WORK INSTRUCTIONS:
Find every line in the records below that contains the word "plate", and copy each such line.

EXERCISE MATERIALS:
- - - - -
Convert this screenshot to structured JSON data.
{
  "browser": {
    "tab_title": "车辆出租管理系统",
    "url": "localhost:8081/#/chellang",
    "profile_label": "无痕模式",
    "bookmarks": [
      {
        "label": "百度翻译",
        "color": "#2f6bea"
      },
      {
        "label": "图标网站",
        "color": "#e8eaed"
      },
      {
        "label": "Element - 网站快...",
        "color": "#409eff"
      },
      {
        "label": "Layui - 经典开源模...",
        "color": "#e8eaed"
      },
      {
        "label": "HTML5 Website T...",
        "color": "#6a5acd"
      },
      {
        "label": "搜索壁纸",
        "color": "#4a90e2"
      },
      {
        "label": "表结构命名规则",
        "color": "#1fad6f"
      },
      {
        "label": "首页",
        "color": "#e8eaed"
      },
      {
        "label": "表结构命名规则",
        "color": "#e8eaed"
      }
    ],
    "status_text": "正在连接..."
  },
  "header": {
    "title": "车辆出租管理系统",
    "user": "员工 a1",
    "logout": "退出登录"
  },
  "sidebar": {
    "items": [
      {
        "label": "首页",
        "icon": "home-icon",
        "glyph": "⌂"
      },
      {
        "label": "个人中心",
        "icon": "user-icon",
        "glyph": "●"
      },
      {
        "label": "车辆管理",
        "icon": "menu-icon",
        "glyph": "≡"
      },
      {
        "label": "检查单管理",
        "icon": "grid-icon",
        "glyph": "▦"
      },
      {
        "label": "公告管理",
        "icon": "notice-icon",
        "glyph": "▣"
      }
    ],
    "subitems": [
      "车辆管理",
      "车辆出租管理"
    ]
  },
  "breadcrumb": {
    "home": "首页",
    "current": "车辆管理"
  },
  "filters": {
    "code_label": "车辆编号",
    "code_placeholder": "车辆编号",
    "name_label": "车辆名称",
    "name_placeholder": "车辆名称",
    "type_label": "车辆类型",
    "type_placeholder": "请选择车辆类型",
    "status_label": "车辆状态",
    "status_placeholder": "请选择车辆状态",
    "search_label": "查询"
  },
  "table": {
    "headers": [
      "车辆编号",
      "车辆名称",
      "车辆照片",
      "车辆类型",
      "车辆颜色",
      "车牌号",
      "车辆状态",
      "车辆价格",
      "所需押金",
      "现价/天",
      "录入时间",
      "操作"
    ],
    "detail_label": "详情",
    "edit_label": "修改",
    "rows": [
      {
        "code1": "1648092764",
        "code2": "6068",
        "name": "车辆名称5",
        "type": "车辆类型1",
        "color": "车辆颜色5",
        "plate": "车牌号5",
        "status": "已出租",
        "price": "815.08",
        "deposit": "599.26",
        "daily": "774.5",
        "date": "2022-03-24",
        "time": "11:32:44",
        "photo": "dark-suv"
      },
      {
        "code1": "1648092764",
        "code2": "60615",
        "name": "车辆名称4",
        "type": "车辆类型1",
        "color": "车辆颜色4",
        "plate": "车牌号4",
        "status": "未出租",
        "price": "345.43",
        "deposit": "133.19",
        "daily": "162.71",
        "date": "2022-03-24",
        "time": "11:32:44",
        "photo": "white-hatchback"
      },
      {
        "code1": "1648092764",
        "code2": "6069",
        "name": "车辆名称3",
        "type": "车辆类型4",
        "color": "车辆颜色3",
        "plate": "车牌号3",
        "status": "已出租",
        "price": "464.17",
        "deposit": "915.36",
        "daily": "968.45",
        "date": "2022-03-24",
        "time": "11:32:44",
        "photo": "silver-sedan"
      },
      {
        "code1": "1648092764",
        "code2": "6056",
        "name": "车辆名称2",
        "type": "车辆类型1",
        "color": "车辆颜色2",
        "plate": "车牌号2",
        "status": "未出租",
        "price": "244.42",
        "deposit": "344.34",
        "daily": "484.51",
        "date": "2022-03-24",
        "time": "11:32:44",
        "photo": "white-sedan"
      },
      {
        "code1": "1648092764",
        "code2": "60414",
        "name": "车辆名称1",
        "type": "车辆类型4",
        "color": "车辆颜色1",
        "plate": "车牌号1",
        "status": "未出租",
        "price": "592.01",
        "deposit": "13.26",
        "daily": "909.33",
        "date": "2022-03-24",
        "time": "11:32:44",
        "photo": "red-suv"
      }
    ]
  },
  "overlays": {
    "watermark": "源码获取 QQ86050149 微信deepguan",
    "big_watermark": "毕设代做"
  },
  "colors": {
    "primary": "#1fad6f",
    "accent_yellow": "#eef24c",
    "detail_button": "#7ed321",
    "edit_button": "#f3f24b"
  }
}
- - - - -
FULL ANSWER:
        "plate": "车牌号5",
        "plate": "车牌号4",
        "plate": "车牌号3",
        "plate": "车牌号2",
        "plate": "车牌号1",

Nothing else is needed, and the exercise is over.